◆ MATERIAL SUPPLIED ◆
####################

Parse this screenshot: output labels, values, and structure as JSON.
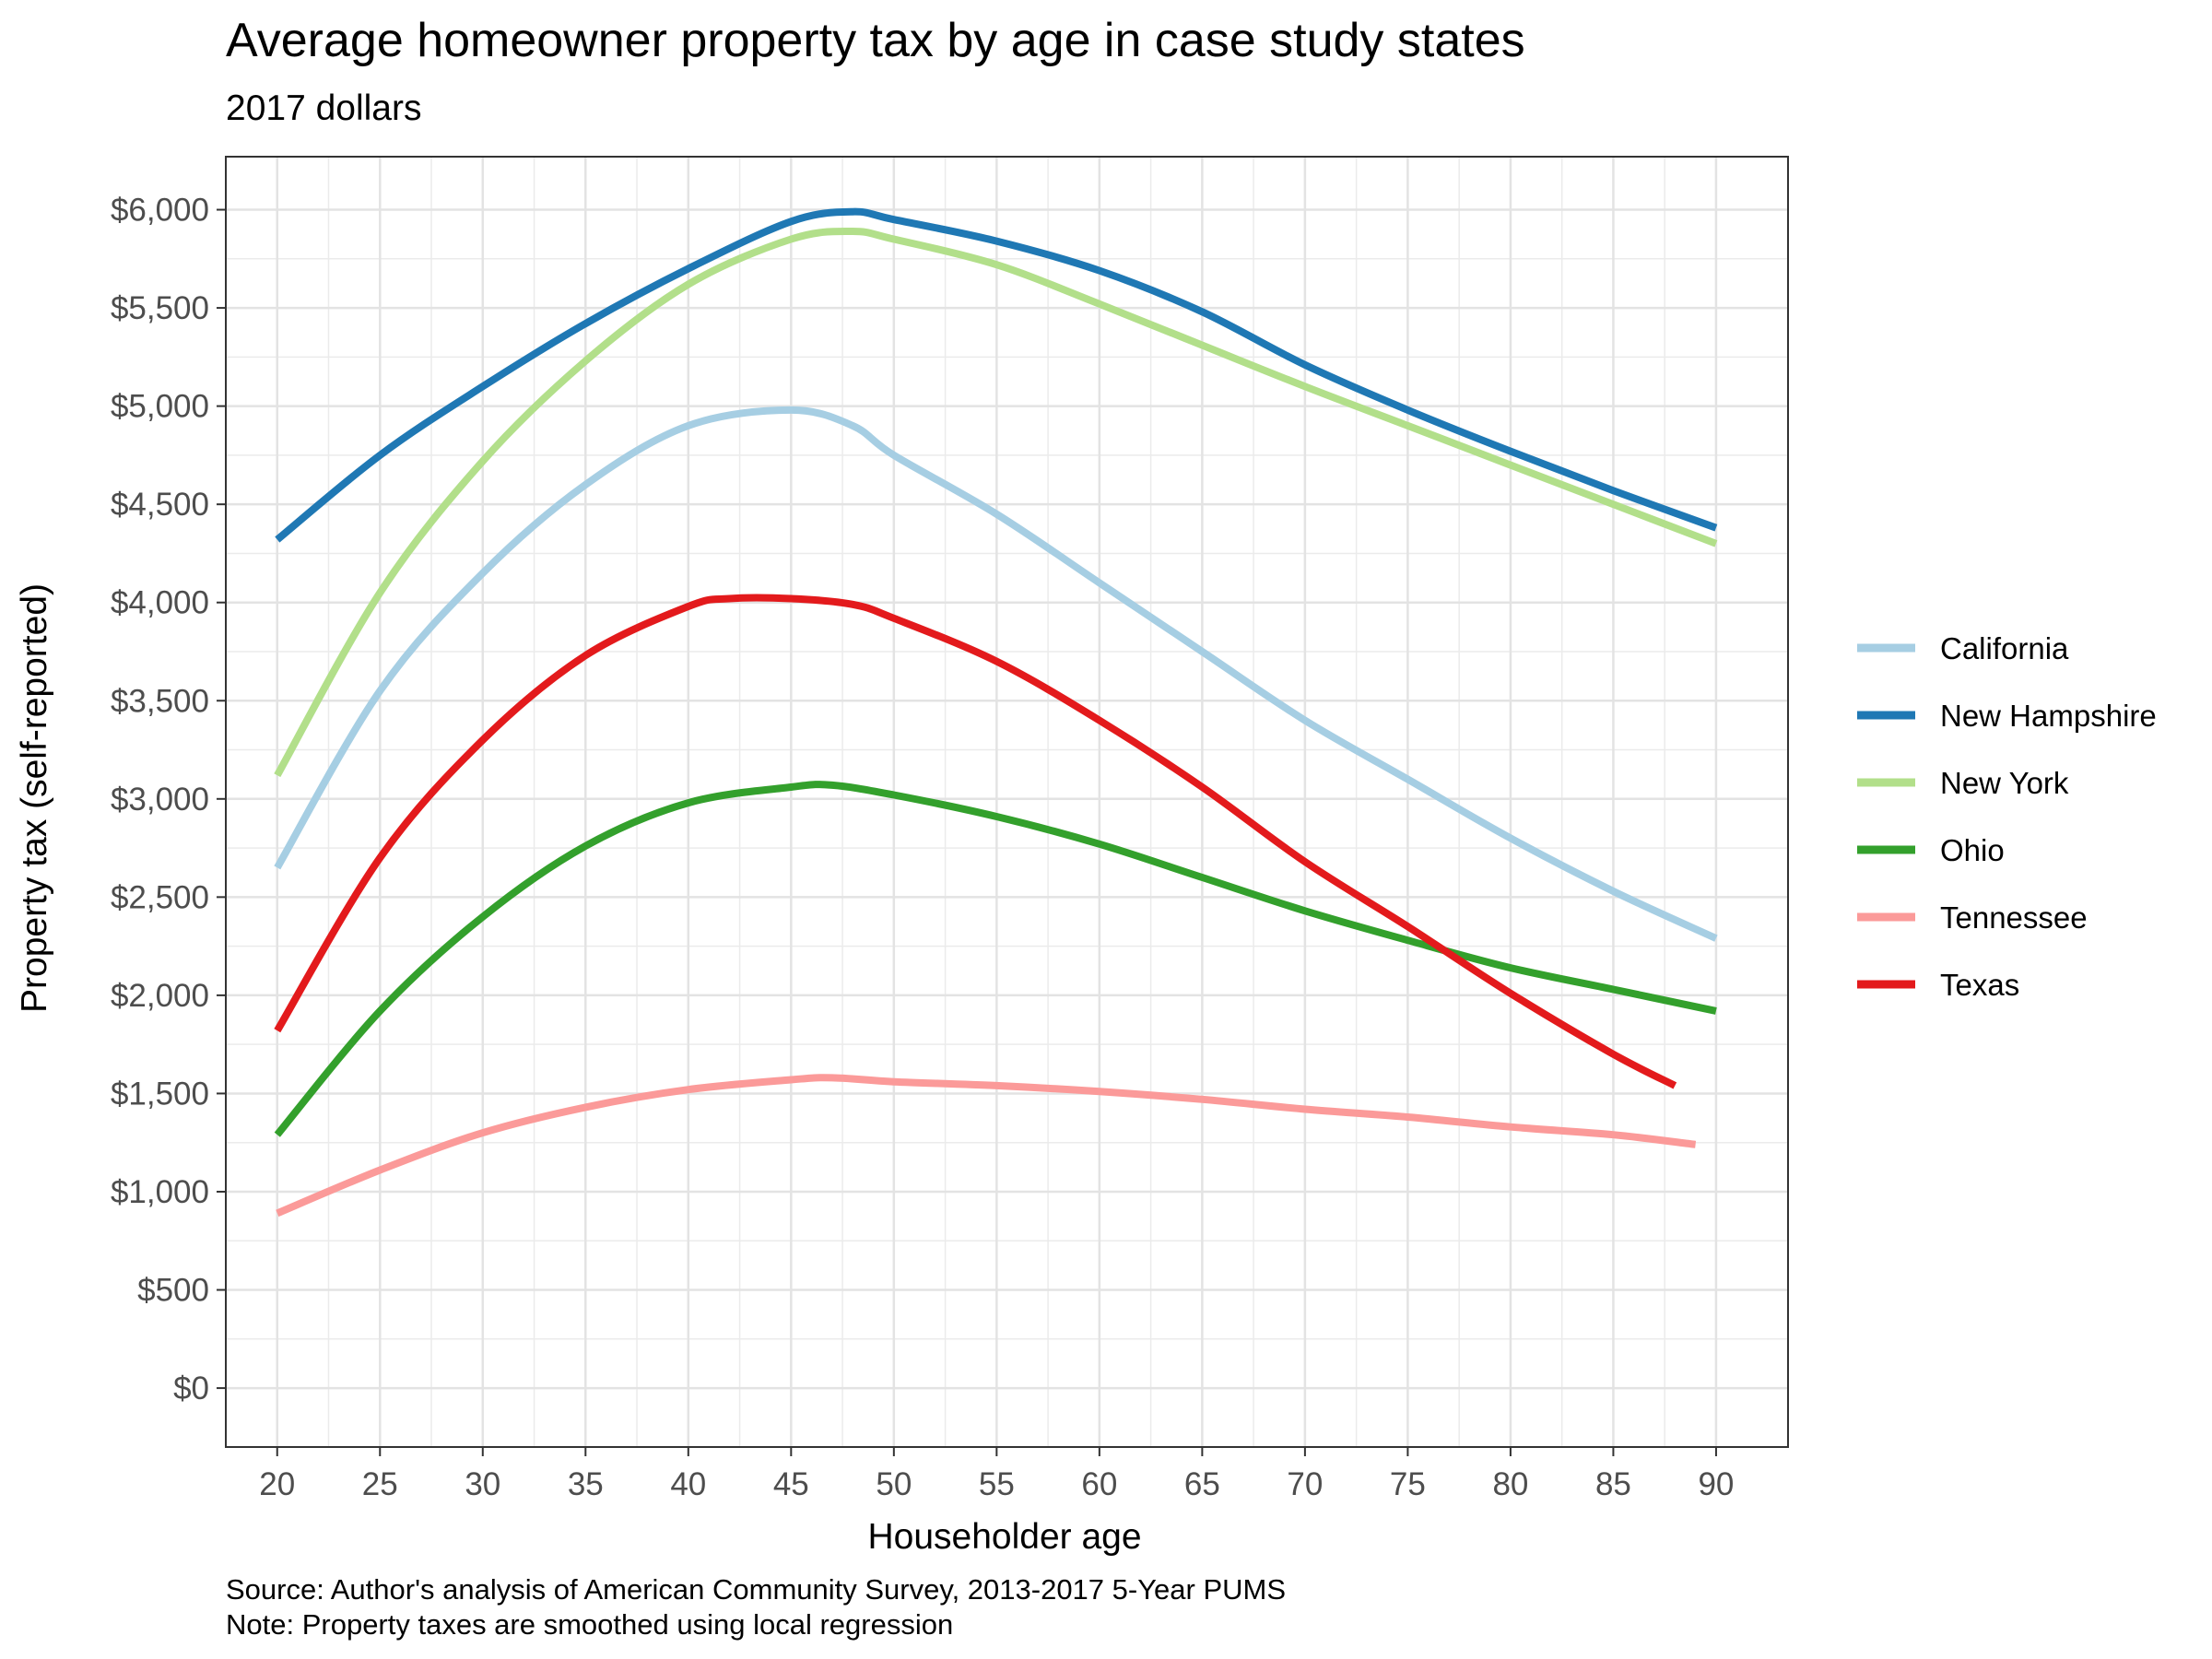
{
  "chart_data": {
    "type": "line",
    "title": "Average homeowner property tax by age in case study states",
    "subtitle": "2017 dollars",
    "xlabel": "Householder age",
    "ylabel": "Property tax (self-reported)",
    "xlim": [
      17.5,
      93.5
    ],
    "ylim": [
      -300,
      6270
    ],
    "x_ticks": [
      20,
      25,
      30,
      35,
      40,
      45,
      50,
      55,
      60,
      65,
      70,
      75,
      80,
      85,
      90
    ],
    "y_ticks": [
      0,
      500,
      1000,
      1500,
      2000,
      2500,
      3000,
      3500,
      4000,
      4500,
      5000,
      5500,
      6000
    ],
    "y_tick_labels": [
      "$0",
      "$500",
      "$1,000",
      "$1,500",
      "$2,000",
      "$2,500",
      "$3,000",
      "$3,500",
      "$4,000",
      "$4,500",
      "$5,000",
      "$5,500",
      "$6,000"
    ],
    "grid": true,
    "legend_position": "right",
    "series": [
      {
        "name": "California",
        "color": "#a6cee3",
        "x": [
          20,
          25,
          30,
          35,
          40,
          45,
          48,
          50,
          55,
          60,
          65,
          70,
          75,
          80,
          85,
          90
        ],
        "y": [
          2650,
          3550,
          4150,
          4600,
          4900,
          4980,
          4900,
          4750,
          4450,
          4100,
          3750,
          3400,
          3100,
          2800,
          2530,
          2290
        ]
      },
      {
        "name": "New Hampshire",
        "color": "#1f78b4",
        "x": [
          20,
          25,
          30,
          35,
          40,
          45,
          48,
          50,
          55,
          60,
          65,
          70,
          75,
          80,
          85,
          90
        ],
        "y": [
          4320,
          4750,
          5100,
          5420,
          5700,
          5940,
          5990,
          5950,
          5840,
          5690,
          5480,
          5210,
          4980,
          4770,
          4570,
          4380
        ]
      },
      {
        "name": "New York",
        "color": "#b2df8a",
        "x": [
          20,
          25,
          30,
          35,
          40,
          45,
          48,
          50,
          55,
          60,
          65,
          70,
          75,
          80,
          85,
          90
        ],
        "y": [
          3120,
          4050,
          4720,
          5230,
          5620,
          5850,
          5890,
          5850,
          5720,
          5520,
          5310,
          5100,
          4900,
          4700,
          4500,
          4300
        ]
      },
      {
        "name": "Ohio",
        "color": "#33a02c",
        "x": [
          20,
          25,
          30,
          35,
          40,
          45,
          47,
          50,
          55,
          60,
          65,
          70,
          75,
          80,
          85,
          90
        ],
        "y": [
          1290,
          1920,
          2400,
          2760,
          2980,
          3060,
          3070,
          3020,
          2910,
          2770,
          2600,
          2430,
          2280,
          2140,
          2030,
          1920
        ]
      },
      {
        "name": "Tennessee",
        "color": "#fb9a99",
        "x": [
          20,
          25,
          30,
          35,
          40,
          45,
          47,
          50,
          55,
          60,
          65,
          70,
          75,
          80,
          85,
          89
        ],
        "y": [
          890,
          1110,
          1300,
          1430,
          1520,
          1570,
          1580,
          1560,
          1540,
          1510,
          1470,
          1420,
          1380,
          1330,
          1290,
          1240
        ]
      },
      {
        "name": "Texas",
        "color": "#e31a1c",
        "x": [
          20,
          25,
          30,
          35,
          40,
          42,
          45,
          48,
          50,
          55,
          60,
          65,
          70,
          75,
          80,
          85,
          88
        ],
        "y": [
          1820,
          2700,
          3300,
          3730,
          3980,
          4020,
          4020,
          3990,
          3920,
          3700,
          3400,
          3060,
          2680,
          2350,
          2010,
          1700,
          1540
        ]
      }
    ]
  },
  "caption": {
    "source": "Source: Author's analysis of American Community Survey, 2013-2017 5-Year PUMS",
    "note": "Note: Property taxes are smoothed using local regression"
  }
}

####################

◆ WHAT THIS TASK INVOLVES ◆
Each record must be quoted in full and exactly. Do not include the pictures.

◆ SOLUTION FOR THIS EXERCISE ◆
Parse this screenshot: output labels, values, and structure as JSON.
{
  "chart_data": {
    "type": "line",
    "title": "Average homeowner property tax by age in case study states",
    "subtitle": "2017 dollars",
    "xlabel": "Householder age",
    "ylabel": "Property tax (self-reported)",
    "xlim": [
      17.5,
      93.5
    ],
    "ylim": [
      -300,
      6270
    ],
    "x_ticks": [
      20,
      25,
      30,
      35,
      40,
      45,
      50,
      55,
      60,
      65,
      70,
      75,
      80,
      85,
      90
    ],
    "y_ticks": [
      0,
      500,
      1000,
      1500,
      2000,
      2500,
      3000,
      3500,
      4000,
      4500,
      5000,
      5500,
      6000
    ],
    "y_tick_labels": [
      "$0",
      "$500",
      "$1,000",
      "$1,500",
      "$2,000",
      "$2,500",
      "$3,000",
      "$3,500",
      "$4,000",
      "$4,500",
      "$5,000",
      "$5,500",
      "$6,000"
    ],
    "grid": true,
    "legend_position": "right",
    "series": [
      {
        "name": "California",
        "color": "#a6cee3",
        "x": [
          20,
          25,
          30,
          35,
          40,
          45,
          48,
          50,
          55,
          60,
          65,
          70,
          75,
          80,
          85,
          90
        ],
        "y": [
          2650,
          3550,
          4150,
          4600,
          4900,
          4980,
          4900,
          4750,
          4450,
          4100,
          3750,
          3400,
          3100,
          2800,
          2530,
          2290
        ]
      },
      {
        "name": "New Hampshire",
        "color": "#1f78b4",
        "x": [
          20,
          25,
          30,
          35,
          40,
          45,
          48,
          50,
          55,
          60,
          65,
          70,
          75,
          80,
          85,
          90
        ],
        "y": [
          4320,
          4750,
          5100,
          5420,
          5700,
          5940,
          5990,
          5950,
          5840,
          5690,
          5480,
          5210,
          4980,
          4770,
          4570,
          4380
        ]
      },
      {
        "name": "New York",
        "color": "#b2df8a",
        "x": [
          20,
          25,
          30,
          35,
          40,
          45,
          48,
          50,
          55,
          60,
          65,
          70,
          75,
          80,
          85,
          90
        ],
        "y": [
          3120,
          4050,
          4720,
          5230,
          5620,
          5850,
          5890,
          5850,
          5720,
          5520,
          5310,
          5100,
          4900,
          4700,
          4500,
          4300
        ]
      },
      {
        "name": "Ohio",
        "color": "#33a02c",
        "x": [
          20,
          25,
          30,
          35,
          40,
          45,
          47,
          50,
          55,
          60,
          65,
          70,
          75,
          80,
          85,
          90
        ],
        "y": [
          1290,
          1920,
          2400,
          2760,
          2980,
          3060,
          3070,
          3020,
          2910,
          2770,
          2600,
          2430,
          2280,
          2140,
          2030,
          1920
        ]
      },
      {
        "name": "Tennessee",
        "color": "#fb9a99",
        "x": [
          20,
          25,
          30,
          35,
          40,
          45,
          47,
          50,
          55,
          60,
          65,
          70,
          75,
          80,
          85,
          89
        ],
        "y": [
          890,
          1110,
          1300,
          1430,
          1520,
          1570,
          1580,
          1560,
          1540,
          1510,
          1470,
          1420,
          1380,
          1330,
          1290,
          1240
        ]
      },
      {
        "name": "Texas",
        "color": "#e31a1c",
        "x": [
          20,
          25,
          30,
          35,
          40,
          42,
          45,
          48,
          50,
          55,
          60,
          65,
          70,
          75,
          80,
          85,
          88
        ],
        "y": [
          1820,
          2700,
          3300,
          3730,
          3980,
          4020,
          4020,
          3990,
          3920,
          3700,
          3400,
          3060,
          2680,
          2350,
          2010,
          1700,
          1540
        ]
      }
    ]
  },
  "caption": {
    "source": "Source: Author's analysis of American Community Survey, 2013-2017 5-Year PUMS",
    "note": "Note: Property taxes are smoothed using local regression"
  }
}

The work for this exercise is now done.